WHAT THE TASK ASKS:
List all lines in the material below that contain "content".

TASK DATA:
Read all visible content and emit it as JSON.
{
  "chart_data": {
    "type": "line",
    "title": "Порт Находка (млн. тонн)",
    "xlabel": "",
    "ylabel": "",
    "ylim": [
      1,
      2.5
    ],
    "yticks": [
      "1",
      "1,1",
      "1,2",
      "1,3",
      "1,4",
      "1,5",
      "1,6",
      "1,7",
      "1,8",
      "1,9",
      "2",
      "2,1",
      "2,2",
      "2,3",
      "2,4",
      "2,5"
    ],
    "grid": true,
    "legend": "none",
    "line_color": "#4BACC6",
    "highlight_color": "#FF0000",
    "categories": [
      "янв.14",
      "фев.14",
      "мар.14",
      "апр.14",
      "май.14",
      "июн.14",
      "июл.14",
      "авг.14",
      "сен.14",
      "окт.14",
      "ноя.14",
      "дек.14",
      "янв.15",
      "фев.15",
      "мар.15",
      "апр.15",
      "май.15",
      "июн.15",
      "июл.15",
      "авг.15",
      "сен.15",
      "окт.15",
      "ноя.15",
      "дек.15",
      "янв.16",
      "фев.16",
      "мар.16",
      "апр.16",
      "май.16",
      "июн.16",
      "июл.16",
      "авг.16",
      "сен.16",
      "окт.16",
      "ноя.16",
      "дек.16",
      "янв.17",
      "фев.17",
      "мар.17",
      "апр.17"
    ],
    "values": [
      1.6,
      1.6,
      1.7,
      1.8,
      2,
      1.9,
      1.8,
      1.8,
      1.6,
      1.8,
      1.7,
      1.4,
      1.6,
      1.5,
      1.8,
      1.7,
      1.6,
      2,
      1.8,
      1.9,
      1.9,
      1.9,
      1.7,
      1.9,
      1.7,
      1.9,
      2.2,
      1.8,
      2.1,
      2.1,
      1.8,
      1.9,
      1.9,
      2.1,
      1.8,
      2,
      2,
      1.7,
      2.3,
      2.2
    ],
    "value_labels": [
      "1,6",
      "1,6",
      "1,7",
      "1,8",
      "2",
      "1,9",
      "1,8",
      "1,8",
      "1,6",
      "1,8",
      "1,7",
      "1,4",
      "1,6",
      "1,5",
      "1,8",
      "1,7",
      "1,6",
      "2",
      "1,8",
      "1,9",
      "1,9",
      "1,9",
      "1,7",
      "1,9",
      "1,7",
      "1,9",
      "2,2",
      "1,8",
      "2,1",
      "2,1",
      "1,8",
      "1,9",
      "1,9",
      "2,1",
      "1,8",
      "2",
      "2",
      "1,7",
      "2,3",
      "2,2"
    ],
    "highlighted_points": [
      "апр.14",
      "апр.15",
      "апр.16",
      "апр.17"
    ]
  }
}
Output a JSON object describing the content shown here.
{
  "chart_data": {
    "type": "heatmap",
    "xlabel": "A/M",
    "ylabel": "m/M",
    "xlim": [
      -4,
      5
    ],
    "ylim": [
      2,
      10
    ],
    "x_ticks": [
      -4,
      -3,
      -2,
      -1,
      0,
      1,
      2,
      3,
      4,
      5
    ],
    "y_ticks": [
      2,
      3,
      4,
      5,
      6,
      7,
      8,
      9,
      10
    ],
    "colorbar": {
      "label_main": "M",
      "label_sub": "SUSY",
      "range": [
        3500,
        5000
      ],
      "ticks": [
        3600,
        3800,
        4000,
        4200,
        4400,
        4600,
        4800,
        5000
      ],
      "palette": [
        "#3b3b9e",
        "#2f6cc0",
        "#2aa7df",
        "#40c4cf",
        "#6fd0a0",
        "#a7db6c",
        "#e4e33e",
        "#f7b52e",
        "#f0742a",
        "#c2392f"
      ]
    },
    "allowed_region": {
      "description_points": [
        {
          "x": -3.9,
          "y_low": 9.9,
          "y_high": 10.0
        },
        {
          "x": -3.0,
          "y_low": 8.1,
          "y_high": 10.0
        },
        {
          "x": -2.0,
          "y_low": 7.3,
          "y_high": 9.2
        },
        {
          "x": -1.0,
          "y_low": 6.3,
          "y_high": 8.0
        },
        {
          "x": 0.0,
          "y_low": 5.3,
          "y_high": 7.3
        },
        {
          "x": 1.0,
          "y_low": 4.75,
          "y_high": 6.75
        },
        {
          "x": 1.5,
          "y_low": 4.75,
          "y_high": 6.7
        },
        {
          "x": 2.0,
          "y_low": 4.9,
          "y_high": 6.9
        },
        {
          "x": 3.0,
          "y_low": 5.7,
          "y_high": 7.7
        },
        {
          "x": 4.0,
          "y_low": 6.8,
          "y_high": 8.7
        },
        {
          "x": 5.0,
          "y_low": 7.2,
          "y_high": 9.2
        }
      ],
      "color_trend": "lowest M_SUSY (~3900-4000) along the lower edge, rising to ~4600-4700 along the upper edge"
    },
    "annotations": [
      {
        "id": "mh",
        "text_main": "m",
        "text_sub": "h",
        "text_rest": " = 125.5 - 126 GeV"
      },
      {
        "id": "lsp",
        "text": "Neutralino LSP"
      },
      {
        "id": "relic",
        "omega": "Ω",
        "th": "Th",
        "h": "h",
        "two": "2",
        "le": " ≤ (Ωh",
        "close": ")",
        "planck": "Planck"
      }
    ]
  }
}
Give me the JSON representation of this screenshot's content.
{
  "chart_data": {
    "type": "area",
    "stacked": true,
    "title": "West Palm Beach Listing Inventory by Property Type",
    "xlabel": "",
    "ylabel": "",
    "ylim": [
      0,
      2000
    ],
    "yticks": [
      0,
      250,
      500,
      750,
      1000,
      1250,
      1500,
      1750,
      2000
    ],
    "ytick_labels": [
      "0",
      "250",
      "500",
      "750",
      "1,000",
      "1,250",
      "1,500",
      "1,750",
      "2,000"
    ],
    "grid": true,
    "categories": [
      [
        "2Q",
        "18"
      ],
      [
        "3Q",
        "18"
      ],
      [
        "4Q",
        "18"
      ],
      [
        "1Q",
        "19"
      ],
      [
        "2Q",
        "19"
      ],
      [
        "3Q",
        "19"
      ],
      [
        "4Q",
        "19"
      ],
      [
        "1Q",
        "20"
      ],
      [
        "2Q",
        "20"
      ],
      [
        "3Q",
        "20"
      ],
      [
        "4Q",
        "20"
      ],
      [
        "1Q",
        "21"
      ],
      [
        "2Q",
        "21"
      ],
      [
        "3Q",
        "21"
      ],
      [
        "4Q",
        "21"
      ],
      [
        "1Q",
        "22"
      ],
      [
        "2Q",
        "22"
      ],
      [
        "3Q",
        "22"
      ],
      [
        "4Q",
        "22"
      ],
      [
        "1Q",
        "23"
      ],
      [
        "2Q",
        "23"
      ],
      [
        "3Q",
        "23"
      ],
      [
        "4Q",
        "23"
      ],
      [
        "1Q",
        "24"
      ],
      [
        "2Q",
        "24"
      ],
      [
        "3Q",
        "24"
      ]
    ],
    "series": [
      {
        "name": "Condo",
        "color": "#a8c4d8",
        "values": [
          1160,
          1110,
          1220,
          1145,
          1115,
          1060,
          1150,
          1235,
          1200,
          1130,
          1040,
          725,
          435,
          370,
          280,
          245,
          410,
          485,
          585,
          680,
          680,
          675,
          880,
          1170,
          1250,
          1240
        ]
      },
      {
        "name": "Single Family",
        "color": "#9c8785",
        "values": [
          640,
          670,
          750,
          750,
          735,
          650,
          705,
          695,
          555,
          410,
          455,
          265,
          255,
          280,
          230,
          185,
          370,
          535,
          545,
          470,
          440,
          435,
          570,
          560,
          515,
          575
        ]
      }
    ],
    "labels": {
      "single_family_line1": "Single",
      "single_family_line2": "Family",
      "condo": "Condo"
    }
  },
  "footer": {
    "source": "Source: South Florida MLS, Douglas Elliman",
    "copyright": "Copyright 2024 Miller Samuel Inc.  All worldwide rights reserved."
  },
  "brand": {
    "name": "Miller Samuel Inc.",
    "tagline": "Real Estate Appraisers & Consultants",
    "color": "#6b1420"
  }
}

TASK SOLUTION:
Read all visible content and emit it as JSON.
Output a JSON object describing the content shown here.
Give me the JSON representation of this screenshot's content.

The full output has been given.